◆ **TO DO**
Which lines hold the word "floods"? Show each of them.

◆ **INPUT ROWS**
━━━━━━━━━━━━━━━━
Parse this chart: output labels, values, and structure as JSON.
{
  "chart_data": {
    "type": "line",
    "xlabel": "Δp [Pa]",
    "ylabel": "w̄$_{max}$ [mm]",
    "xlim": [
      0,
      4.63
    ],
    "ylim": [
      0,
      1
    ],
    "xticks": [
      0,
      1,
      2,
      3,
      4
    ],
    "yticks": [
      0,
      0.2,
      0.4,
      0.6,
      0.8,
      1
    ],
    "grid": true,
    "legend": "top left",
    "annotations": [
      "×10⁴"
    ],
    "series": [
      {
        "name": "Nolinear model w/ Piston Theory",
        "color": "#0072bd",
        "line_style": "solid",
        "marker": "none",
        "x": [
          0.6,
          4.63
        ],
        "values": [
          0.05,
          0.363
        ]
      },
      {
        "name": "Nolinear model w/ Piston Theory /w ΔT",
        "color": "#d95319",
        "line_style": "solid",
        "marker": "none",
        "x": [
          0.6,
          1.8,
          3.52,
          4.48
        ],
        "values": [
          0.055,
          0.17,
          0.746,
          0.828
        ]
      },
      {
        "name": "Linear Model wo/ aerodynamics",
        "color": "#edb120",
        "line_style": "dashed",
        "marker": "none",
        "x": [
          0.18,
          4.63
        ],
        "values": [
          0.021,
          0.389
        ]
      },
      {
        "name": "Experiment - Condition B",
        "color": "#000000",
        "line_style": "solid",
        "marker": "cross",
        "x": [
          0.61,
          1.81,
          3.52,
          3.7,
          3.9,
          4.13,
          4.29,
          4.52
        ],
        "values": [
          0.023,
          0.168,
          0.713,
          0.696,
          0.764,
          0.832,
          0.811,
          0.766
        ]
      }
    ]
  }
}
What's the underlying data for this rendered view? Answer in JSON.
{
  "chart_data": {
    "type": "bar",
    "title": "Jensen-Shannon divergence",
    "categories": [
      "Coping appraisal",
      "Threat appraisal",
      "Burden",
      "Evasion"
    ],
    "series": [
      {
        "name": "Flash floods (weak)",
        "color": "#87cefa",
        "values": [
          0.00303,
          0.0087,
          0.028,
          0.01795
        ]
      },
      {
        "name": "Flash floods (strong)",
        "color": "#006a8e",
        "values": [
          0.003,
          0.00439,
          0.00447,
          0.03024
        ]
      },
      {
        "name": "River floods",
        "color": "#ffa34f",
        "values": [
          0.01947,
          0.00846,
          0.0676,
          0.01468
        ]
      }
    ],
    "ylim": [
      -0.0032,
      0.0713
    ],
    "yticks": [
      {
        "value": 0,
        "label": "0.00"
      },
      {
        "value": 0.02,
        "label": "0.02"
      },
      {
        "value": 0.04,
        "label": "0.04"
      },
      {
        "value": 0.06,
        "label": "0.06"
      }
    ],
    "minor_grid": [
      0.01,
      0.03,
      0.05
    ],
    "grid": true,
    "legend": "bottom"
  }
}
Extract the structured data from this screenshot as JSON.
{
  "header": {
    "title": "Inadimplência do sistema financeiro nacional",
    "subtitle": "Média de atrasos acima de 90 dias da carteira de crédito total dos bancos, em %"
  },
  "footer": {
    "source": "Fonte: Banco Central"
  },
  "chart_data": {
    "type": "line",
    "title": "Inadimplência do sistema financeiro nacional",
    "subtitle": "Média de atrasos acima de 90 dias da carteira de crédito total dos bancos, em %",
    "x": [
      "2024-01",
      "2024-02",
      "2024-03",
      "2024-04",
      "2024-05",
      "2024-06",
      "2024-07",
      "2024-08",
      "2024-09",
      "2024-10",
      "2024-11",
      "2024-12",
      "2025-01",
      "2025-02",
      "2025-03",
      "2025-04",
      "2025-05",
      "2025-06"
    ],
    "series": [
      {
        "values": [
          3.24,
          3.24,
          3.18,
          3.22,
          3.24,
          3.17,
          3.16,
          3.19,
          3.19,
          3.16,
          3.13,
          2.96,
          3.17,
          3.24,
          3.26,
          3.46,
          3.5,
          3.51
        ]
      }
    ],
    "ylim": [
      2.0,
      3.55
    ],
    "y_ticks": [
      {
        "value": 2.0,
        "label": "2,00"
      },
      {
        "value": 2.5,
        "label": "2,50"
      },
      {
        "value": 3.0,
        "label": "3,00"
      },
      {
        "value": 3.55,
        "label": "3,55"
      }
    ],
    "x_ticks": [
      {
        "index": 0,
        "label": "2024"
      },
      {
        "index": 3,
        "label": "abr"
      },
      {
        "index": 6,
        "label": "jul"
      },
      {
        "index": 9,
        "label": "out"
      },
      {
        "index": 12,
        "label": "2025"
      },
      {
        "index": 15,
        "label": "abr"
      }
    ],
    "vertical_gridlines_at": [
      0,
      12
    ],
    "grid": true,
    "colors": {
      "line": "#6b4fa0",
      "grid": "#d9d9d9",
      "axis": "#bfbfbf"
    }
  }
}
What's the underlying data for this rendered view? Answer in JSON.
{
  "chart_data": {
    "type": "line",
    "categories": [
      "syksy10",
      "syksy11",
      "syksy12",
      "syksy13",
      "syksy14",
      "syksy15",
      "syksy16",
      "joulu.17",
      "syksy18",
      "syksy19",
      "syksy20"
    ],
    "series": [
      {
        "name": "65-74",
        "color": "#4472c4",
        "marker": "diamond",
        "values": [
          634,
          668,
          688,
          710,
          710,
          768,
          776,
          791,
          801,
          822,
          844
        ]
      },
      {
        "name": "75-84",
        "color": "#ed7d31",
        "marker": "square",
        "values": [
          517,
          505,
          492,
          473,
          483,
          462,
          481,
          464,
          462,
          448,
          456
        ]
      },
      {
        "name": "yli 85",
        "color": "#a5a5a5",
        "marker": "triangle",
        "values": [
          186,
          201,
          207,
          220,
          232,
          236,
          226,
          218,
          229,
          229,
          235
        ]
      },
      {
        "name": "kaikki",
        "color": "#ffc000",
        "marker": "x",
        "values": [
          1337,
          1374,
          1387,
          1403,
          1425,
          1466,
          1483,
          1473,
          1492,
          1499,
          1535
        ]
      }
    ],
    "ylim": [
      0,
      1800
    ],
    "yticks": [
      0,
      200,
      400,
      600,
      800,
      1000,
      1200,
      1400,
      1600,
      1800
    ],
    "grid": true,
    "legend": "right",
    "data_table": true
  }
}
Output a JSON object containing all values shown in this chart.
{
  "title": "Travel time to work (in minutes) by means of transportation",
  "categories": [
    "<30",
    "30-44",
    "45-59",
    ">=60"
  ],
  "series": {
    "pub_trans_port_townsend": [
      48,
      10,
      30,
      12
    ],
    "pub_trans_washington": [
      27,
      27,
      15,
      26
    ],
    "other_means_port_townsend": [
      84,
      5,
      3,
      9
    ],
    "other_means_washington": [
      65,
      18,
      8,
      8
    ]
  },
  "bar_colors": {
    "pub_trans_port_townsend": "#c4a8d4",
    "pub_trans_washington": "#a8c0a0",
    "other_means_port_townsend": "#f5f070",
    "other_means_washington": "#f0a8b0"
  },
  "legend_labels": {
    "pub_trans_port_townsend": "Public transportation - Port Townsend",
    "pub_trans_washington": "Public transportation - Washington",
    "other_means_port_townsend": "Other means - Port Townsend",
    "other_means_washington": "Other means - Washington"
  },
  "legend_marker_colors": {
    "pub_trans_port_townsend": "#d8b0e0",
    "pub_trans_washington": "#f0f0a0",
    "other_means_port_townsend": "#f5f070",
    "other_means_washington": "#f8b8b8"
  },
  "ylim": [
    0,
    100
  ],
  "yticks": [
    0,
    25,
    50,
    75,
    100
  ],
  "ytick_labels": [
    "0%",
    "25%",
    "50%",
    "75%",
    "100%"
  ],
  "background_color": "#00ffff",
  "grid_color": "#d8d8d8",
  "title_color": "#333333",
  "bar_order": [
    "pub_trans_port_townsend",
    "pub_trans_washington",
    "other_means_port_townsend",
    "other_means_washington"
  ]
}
━━━━━━━━━━━━━━━━
◆ **EXERCISE RESULT**
        "name": "Flash floods (weak)",
        "name": "Flash floods (strong)",
        "name": "River floods",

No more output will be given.